→ GOAL
In the entries below, find the lines with the word "color" and copy them.
>> Begin
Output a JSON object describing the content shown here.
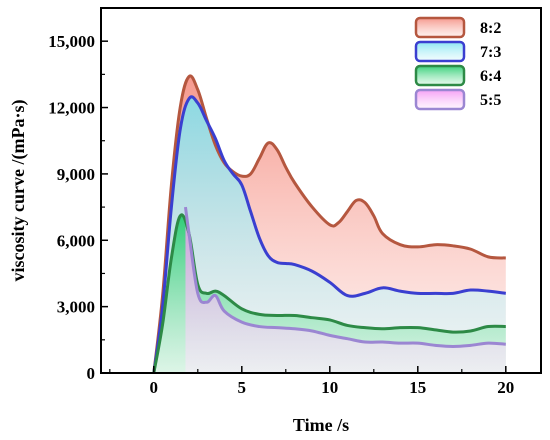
{
  "chart_data": {
    "type": "area",
    "xlabel": "Time /s",
    "ylabel": "viscosity curve  /(mPa·s)",
    "xlim": [
      -3,
      22
    ],
    "ylim": [
      0,
      16500
    ],
    "xticks": [
      0,
      5,
      10,
      15,
      20
    ],
    "xtick_labels": [
      "0",
      "5",
      "10",
      "15",
      "20"
    ],
    "yticks": [
      0,
      3000,
      6000,
      9000,
      12000,
      15000
    ],
    "ytick_labels": [
      "0",
      "3,000",
      "6,000",
      "9,000",
      "12,000",
      "15,000"
    ],
    "grid": false,
    "legend_position": "top-right",
    "series": [
      {
        "name": "8:2",
        "color": "#b5573f",
        "fill_top": "#f4877a",
        "fill_bottom": "#fde3df",
        "x": [
          0,
          0.5,
          1,
          1.5,
          2,
          2.5,
          3,
          3.5,
          4,
          4.5,
          5,
          5.5,
          6,
          6.5,
          7,
          7.5,
          8,
          9,
          10,
          10.5,
          11,
          11.5,
          12,
          12.5,
          13,
          14,
          15,
          16,
          17,
          18,
          19,
          20
        ],
        "y": [
          0,
          3500,
          8500,
          12000,
          13400,
          12800,
          11500,
          10300,
          9500,
          9100,
          8900,
          9000,
          9700,
          10400,
          10100,
          9300,
          8600,
          7500,
          6700,
          6800,
          7300,
          7800,
          7700,
          7100,
          6300,
          5800,
          5700,
          5800,
          5750,
          5600,
          5250,
          5200
        ]
      },
      {
        "name": "7:3",
        "color": "#3a3fd0",
        "fill_top": "#79e3f0",
        "fill_bottom": "#e4fafd",
        "x": [
          0,
          0.5,
          1,
          1.5,
          2,
          2.5,
          3,
          3.5,
          4,
          4.5,
          5,
          5.5,
          6,
          6.5,
          7,
          7.5,
          8,
          9,
          10,
          11,
          12,
          13,
          14,
          15,
          16,
          17,
          18,
          19,
          20
        ],
        "y": [
          0,
          3000,
          7500,
          11000,
          12400,
          12200,
          11400,
          10600,
          9600,
          9000,
          8500,
          7300,
          6100,
          5300,
          5000,
          4950,
          4900,
          4600,
          4100,
          3500,
          3600,
          3850,
          3700,
          3600,
          3600,
          3600,
          3750,
          3700,
          3600
        ]
      },
      {
        "name": "6:4",
        "color": "#2d8a46",
        "fill_top": "#18c965",
        "fill_bottom": "#c9f4d8",
        "x": [
          0,
          0.5,
          1,
          1.5,
          2,
          2.5,
          3,
          3.5,
          4,
          5,
          6,
          7,
          8,
          9,
          10,
          11,
          12,
          13,
          14,
          15,
          16,
          17,
          18,
          19,
          20
        ],
        "y": [
          0,
          2200,
          5200,
          7100,
          6300,
          4000,
          3600,
          3700,
          3500,
          2900,
          2650,
          2600,
          2600,
          2500,
          2400,
          2150,
          2050,
          2000,
          2050,
          2050,
          1950,
          1850,
          1900,
          2100,
          2100
        ]
      },
      {
        "name": "5:5",
        "color": "#9b86d2",
        "fill_top": "#f490f4",
        "fill_bottom": "#fde9fd",
        "x": [
          1.8,
          2,
          2.5,
          3,
          3.5,
          4,
          5,
          6,
          7,
          8,
          9,
          10,
          11,
          12,
          13,
          14,
          15,
          16,
          17,
          18,
          19,
          20
        ],
        "y": [
          7500,
          6300,
          3600,
          3200,
          3500,
          2800,
          2300,
          2100,
          2050,
          2000,
          1900,
          1700,
          1550,
          1400,
          1400,
          1350,
          1350,
          1250,
          1200,
          1250,
          1350,
          1300
        ]
      }
    ]
  }
}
>> End
→ FULL RESPONSE
        "color": "#b5573f",
        "color": "#3a3fd0",
        "color": "#2d8a46",
        "color": "#9b86d2",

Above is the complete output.